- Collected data
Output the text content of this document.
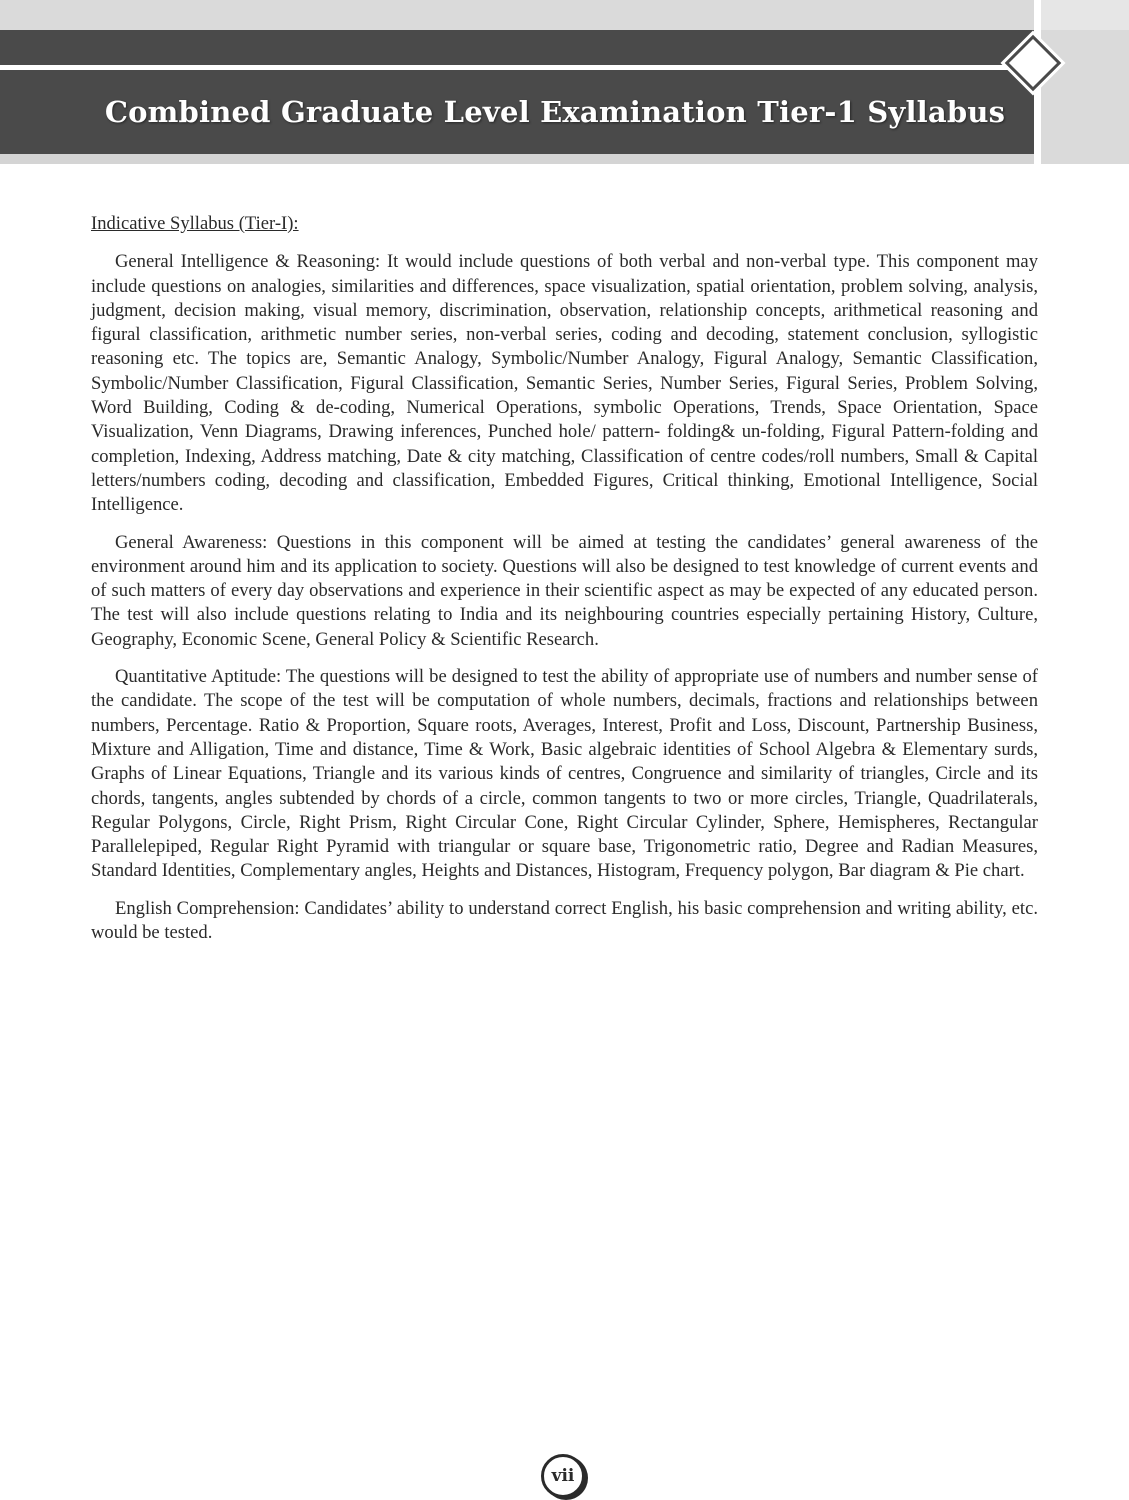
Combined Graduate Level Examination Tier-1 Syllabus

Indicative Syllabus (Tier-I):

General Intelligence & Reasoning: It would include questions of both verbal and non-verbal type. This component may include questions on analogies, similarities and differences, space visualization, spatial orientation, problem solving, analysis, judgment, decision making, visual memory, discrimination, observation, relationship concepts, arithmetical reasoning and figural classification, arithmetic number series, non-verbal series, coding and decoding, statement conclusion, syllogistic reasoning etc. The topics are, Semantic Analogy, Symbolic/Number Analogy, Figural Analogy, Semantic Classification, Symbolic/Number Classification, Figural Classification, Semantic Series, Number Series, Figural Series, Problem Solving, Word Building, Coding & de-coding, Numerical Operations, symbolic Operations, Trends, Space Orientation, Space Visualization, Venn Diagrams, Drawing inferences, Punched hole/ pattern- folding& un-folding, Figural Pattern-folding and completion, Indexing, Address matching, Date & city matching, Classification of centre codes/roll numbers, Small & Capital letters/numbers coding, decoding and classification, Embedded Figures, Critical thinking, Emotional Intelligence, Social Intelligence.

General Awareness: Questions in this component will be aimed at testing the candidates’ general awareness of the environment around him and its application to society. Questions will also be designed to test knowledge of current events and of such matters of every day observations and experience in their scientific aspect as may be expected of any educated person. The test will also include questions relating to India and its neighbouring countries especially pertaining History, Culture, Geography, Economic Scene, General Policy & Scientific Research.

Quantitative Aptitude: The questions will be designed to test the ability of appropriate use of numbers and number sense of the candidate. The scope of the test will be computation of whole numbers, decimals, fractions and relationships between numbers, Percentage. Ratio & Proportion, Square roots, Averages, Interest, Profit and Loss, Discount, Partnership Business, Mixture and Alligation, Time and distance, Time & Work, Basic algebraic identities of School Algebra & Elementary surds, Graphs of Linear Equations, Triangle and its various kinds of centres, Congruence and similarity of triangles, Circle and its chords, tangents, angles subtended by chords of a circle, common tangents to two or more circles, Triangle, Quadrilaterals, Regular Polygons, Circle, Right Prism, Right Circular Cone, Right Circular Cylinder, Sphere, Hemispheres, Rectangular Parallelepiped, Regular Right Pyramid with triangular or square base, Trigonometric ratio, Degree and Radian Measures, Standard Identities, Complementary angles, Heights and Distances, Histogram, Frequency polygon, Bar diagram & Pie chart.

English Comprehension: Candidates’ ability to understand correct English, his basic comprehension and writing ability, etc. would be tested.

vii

---

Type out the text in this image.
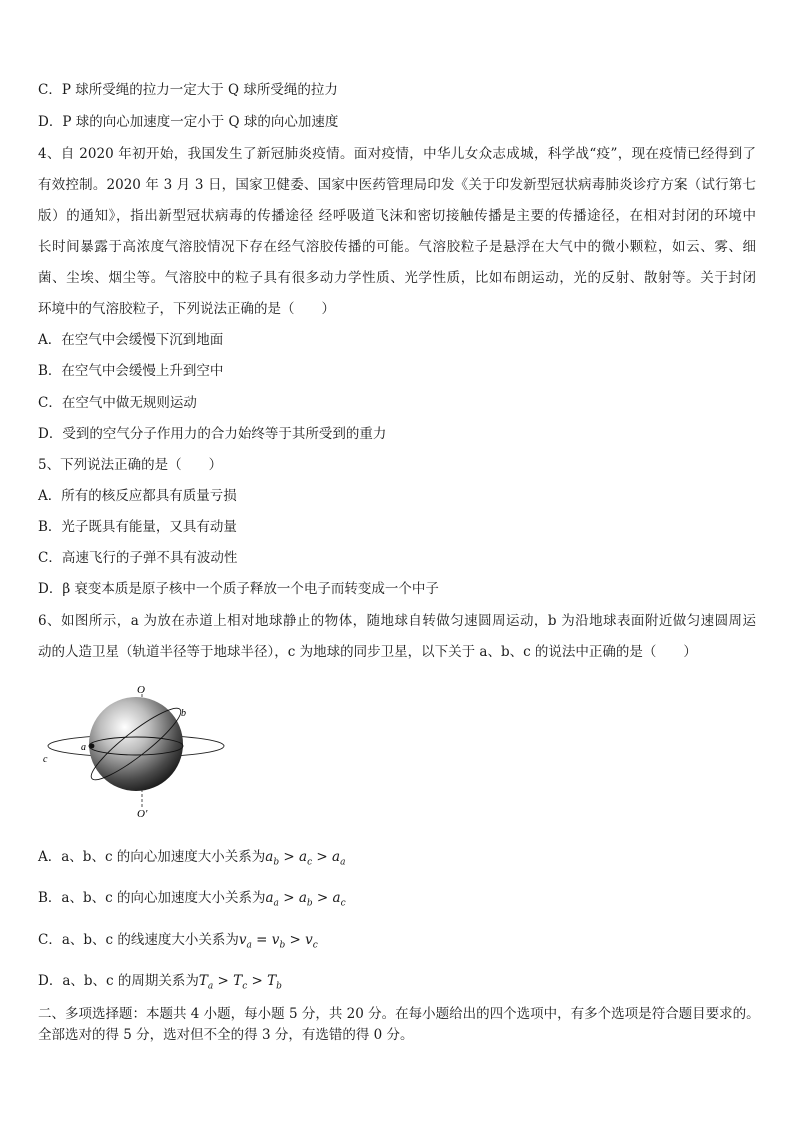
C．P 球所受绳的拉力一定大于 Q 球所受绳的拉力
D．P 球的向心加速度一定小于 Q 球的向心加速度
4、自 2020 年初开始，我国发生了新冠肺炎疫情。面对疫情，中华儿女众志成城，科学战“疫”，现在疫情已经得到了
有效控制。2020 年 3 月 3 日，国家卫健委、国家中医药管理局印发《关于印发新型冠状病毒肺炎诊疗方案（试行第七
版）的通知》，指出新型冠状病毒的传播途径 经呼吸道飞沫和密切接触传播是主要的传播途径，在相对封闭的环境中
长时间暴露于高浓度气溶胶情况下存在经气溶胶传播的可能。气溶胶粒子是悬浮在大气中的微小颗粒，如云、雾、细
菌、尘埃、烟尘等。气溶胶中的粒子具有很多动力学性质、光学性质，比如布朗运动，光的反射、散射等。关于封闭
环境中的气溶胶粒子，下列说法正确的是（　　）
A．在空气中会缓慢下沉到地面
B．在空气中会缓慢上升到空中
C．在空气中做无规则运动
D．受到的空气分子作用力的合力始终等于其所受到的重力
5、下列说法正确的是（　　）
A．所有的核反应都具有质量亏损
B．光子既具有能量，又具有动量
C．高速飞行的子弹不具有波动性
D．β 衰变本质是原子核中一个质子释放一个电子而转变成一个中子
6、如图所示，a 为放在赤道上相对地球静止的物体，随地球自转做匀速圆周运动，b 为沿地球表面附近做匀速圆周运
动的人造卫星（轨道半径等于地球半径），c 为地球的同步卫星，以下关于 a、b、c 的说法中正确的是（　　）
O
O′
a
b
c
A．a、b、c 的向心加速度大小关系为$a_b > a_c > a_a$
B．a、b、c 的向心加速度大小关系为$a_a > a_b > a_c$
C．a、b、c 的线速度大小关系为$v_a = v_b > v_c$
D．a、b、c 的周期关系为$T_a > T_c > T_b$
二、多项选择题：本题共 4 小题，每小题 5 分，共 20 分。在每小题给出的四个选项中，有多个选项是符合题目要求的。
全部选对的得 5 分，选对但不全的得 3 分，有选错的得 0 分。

- Given problem
Note how many lines of the material contain the string "General". Then report that number by itself.

- Result for this exercise
2